§ **REQUIRED WORK**:
Find the lines that hold the word "color" and return them.

§ **RECORD LIST**:

■ ■ ■ ■

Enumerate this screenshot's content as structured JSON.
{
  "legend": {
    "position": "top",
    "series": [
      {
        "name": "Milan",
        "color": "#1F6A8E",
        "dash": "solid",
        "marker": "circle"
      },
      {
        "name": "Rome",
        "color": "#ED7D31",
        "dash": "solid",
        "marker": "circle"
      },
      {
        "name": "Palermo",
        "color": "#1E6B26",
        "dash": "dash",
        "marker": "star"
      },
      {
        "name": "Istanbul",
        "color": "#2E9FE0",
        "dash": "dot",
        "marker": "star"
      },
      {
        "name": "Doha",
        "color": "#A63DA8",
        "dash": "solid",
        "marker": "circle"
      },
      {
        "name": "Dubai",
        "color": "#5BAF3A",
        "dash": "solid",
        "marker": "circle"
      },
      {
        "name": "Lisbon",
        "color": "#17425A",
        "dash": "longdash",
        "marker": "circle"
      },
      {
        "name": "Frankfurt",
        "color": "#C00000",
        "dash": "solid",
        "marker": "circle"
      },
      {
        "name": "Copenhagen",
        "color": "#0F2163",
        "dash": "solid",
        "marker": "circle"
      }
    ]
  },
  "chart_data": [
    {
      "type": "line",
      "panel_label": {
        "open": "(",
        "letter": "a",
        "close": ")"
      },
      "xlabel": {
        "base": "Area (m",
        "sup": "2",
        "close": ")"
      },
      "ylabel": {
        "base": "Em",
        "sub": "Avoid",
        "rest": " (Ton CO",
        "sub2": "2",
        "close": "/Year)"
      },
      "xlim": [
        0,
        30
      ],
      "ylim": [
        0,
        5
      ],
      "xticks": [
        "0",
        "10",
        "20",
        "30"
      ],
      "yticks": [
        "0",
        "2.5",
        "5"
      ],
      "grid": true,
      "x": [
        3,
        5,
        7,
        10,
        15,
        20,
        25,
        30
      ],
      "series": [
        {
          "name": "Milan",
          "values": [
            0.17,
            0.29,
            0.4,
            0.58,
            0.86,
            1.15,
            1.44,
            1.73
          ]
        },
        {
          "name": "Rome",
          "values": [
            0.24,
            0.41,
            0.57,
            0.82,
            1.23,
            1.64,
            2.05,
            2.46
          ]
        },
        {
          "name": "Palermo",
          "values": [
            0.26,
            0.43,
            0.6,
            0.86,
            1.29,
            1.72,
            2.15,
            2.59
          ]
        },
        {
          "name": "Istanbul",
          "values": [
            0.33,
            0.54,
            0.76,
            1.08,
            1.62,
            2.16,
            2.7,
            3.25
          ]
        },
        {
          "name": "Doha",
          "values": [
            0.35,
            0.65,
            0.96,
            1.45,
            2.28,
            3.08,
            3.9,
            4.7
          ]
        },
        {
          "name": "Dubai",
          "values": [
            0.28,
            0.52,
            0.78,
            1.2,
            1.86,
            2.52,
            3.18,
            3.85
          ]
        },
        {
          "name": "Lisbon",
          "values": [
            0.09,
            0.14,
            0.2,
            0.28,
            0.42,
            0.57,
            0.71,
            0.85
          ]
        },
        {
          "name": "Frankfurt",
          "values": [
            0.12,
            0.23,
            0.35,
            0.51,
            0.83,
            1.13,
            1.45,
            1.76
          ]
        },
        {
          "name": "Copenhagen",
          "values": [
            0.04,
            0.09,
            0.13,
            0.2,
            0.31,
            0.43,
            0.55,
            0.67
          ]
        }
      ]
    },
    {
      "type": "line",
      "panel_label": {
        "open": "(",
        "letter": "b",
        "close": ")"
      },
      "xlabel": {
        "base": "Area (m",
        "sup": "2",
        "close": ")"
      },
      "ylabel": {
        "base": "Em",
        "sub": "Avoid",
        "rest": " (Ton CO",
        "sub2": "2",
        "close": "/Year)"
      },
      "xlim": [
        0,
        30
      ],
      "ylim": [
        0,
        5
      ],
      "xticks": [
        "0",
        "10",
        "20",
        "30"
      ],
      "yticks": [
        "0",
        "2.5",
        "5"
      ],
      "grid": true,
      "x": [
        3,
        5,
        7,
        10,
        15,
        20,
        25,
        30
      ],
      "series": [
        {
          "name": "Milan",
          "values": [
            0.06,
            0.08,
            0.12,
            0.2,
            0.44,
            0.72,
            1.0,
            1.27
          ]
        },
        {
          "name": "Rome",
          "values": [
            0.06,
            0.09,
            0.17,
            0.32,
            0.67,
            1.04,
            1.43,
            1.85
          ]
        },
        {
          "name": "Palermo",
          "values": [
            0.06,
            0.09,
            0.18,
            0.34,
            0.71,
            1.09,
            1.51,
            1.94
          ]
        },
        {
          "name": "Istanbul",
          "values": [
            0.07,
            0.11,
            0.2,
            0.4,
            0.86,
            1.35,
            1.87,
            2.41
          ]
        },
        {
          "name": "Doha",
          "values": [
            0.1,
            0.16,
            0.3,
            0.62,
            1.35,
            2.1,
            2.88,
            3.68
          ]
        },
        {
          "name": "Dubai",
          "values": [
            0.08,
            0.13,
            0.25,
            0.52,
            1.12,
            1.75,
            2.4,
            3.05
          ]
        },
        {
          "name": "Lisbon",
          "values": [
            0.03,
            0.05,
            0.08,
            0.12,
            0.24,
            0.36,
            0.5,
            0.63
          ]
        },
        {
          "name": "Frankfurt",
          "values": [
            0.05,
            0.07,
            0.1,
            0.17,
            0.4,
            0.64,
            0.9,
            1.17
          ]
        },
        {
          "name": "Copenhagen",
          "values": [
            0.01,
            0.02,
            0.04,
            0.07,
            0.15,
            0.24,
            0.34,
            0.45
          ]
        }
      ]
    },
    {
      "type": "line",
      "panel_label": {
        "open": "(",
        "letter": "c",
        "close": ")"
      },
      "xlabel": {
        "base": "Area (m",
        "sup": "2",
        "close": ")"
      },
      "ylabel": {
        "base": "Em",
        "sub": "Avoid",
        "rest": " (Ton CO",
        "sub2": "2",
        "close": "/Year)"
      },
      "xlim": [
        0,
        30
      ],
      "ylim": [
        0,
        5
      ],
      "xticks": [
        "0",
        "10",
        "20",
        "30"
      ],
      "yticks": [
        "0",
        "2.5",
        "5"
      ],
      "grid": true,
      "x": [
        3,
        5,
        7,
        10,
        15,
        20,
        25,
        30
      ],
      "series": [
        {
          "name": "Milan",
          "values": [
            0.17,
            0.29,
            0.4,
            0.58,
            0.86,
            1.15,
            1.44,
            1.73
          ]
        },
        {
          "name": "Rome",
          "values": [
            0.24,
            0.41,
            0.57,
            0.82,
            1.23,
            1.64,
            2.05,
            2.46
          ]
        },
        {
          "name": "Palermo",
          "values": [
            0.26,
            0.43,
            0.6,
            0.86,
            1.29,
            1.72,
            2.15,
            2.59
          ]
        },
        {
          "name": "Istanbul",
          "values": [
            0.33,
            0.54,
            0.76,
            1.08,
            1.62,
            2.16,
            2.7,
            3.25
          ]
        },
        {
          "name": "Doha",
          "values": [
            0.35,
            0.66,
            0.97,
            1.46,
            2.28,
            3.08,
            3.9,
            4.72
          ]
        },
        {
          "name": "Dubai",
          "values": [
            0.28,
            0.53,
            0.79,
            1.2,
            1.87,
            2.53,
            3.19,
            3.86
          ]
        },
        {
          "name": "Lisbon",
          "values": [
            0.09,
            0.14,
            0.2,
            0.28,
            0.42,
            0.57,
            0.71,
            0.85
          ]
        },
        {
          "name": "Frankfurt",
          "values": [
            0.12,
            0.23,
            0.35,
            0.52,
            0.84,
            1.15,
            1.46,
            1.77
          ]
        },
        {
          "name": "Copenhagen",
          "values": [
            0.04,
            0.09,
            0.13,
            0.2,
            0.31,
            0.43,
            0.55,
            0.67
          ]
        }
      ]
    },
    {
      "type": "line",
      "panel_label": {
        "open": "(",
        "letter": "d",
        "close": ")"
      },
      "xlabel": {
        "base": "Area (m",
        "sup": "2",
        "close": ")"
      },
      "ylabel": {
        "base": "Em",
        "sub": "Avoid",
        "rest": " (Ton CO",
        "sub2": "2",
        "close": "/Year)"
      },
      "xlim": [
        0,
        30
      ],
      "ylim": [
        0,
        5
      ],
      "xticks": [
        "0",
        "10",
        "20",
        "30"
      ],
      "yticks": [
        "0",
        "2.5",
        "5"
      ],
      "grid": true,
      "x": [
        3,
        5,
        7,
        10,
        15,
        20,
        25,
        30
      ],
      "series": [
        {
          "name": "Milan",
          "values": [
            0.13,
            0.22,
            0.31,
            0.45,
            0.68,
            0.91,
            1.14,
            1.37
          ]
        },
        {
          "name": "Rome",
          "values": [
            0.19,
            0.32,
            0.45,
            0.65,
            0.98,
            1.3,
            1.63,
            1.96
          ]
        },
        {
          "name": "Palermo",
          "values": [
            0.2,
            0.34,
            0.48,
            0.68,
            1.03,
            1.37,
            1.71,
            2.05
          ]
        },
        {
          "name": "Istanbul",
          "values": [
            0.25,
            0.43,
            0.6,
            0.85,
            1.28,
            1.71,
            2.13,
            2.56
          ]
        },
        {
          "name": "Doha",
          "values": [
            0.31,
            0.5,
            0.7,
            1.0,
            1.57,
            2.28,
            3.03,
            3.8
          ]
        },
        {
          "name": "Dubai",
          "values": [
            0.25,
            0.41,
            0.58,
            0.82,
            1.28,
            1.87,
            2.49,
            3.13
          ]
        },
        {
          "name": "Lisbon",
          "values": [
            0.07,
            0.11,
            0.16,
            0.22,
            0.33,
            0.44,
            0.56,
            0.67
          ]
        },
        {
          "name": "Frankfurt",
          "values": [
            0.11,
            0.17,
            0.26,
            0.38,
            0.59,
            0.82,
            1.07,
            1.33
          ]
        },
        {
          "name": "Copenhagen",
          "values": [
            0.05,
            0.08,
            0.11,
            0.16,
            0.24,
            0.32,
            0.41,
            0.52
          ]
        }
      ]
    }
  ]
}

■ ■ ■ ■

§ **RESULT OF THE TASK**:
        "color": "#1F6A8E",
        "color": "#ED7D31",
        "color": "#1E6B26",
        "color": "#2E9FE0",
        "color": "#A63DA8",
        "color": "#5BAF3A",
        "color": "#17425A",
        "color": "#C00000",
        "color": "#0F2163",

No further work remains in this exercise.